EXERCISE DETAILS -> From the entries provided below, copy each line that contains the word "SUSY".

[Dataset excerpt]
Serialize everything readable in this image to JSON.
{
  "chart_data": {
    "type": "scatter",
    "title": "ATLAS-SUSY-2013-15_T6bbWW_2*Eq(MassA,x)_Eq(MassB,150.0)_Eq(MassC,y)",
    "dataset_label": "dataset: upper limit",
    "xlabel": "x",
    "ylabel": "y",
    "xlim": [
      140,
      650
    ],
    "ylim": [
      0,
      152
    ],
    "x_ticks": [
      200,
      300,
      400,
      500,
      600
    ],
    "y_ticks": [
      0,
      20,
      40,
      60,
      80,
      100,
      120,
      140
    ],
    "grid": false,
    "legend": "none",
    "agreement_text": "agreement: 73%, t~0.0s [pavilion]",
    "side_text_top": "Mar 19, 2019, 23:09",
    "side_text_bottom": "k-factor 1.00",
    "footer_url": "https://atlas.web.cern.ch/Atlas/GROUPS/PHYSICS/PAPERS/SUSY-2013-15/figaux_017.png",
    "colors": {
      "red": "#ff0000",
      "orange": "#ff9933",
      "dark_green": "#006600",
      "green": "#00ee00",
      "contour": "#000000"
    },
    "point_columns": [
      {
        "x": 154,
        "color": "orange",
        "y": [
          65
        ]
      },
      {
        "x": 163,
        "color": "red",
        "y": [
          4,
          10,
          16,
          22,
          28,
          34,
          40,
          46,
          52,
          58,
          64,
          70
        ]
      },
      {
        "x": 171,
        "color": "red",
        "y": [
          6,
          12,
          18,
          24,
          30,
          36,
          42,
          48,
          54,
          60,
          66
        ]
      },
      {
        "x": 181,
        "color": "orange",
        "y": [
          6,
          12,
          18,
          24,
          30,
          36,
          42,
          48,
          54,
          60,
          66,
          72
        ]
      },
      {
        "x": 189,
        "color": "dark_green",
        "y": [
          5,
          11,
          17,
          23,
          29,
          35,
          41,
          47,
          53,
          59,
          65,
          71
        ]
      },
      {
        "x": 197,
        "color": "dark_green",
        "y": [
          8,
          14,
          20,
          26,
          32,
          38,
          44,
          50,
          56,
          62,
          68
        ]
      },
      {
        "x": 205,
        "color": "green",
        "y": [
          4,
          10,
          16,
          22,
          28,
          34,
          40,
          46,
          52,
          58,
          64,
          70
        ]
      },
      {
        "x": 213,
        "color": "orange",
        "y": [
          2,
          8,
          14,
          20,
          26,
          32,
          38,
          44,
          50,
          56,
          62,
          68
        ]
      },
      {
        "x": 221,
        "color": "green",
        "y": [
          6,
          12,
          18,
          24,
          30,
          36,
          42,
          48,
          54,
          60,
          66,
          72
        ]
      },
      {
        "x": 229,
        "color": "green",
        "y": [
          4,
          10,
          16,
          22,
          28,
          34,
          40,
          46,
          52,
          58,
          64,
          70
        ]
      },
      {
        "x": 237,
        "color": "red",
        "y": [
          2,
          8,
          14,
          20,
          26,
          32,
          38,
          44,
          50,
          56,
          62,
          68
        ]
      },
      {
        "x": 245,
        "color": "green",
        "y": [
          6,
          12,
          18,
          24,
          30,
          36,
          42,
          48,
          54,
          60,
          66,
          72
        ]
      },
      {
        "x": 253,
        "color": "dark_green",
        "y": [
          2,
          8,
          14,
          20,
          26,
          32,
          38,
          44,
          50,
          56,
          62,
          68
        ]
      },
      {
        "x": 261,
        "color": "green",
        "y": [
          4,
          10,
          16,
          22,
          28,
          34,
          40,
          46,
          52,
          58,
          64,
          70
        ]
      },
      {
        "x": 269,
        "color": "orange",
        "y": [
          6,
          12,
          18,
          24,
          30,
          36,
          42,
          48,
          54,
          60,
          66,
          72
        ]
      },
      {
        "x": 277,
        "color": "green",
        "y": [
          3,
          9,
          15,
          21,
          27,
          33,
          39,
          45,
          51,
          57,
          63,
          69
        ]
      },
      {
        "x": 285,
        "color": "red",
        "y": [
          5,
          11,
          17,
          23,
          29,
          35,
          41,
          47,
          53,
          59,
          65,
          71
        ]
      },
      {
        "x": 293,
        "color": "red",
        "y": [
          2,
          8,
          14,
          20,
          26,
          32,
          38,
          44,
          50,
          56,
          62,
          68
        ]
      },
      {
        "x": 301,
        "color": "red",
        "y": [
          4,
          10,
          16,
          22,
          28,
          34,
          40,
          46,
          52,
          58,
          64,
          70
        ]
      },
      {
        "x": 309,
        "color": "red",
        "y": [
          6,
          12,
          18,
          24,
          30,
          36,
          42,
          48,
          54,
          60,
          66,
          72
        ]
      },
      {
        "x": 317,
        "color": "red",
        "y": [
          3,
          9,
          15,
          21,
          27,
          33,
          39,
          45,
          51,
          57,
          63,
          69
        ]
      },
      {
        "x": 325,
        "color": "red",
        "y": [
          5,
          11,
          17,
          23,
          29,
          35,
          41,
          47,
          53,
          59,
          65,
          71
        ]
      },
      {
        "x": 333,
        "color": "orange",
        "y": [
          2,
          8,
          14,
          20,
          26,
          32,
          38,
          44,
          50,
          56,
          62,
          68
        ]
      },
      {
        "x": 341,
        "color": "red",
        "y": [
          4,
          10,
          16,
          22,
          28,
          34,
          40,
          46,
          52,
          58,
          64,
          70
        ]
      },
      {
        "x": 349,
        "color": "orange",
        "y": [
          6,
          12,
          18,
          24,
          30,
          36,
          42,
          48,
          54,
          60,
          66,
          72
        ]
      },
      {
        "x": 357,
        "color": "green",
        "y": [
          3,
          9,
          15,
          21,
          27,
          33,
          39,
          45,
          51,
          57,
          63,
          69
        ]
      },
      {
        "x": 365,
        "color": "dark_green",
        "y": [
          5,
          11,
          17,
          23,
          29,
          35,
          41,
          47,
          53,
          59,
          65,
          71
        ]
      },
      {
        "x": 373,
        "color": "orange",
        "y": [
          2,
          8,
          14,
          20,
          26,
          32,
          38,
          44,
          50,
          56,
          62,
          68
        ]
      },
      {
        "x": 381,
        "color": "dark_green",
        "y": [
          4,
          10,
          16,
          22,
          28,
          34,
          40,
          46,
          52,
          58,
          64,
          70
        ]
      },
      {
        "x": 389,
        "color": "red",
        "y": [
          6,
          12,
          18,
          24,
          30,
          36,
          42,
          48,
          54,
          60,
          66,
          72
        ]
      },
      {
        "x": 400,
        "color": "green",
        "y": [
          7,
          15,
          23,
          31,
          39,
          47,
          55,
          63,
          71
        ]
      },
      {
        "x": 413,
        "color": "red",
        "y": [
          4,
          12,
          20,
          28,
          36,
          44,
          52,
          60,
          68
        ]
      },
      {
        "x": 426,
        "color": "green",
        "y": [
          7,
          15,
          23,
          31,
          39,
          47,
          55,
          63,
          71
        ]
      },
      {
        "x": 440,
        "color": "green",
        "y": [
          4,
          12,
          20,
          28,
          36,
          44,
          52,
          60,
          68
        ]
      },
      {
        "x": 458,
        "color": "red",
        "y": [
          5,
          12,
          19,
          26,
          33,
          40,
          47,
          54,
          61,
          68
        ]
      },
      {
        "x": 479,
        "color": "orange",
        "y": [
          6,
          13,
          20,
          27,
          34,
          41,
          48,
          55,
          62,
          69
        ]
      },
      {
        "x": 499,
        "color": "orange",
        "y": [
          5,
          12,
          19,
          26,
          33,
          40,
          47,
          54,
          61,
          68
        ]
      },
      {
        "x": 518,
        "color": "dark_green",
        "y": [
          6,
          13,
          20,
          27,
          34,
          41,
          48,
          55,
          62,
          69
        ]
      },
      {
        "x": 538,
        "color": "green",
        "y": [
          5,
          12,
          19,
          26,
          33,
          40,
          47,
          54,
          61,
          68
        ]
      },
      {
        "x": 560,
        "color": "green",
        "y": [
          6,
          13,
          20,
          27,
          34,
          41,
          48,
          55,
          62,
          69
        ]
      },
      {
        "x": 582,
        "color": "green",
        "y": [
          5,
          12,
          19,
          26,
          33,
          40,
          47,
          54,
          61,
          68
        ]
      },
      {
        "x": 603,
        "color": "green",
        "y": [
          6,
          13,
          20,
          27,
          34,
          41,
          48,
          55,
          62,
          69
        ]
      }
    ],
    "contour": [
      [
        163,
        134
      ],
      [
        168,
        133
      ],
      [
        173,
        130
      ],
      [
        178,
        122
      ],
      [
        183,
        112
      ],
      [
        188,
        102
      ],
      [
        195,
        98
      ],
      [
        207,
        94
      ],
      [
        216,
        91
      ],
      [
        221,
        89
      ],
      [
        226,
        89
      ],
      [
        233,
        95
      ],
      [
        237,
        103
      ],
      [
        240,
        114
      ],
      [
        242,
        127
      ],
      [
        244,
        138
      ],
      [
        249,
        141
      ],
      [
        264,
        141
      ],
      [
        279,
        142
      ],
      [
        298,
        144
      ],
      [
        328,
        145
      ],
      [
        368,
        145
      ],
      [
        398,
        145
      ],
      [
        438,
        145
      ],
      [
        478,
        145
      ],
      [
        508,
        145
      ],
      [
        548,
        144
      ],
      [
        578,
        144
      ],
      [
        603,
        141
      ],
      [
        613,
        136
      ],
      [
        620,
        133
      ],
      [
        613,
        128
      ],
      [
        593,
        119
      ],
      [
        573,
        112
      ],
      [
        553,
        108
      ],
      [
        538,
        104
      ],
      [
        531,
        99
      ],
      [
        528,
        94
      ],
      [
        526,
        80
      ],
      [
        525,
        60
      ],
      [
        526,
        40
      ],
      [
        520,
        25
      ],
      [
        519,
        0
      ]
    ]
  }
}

RESULT OF THE EXERCISE ->
    "title": "ATLAS-SUSY-2013-15_T6bbWW_2*Eq(MassA,x)_Eq(MassB,150.0)_Eq(MassC,y)",
    "footer_url": "https://atlas.web.cern.ch/Atlas/GROUPS/PHYSICS/PAPERS/SUSY-2013-15/figaux_017.png",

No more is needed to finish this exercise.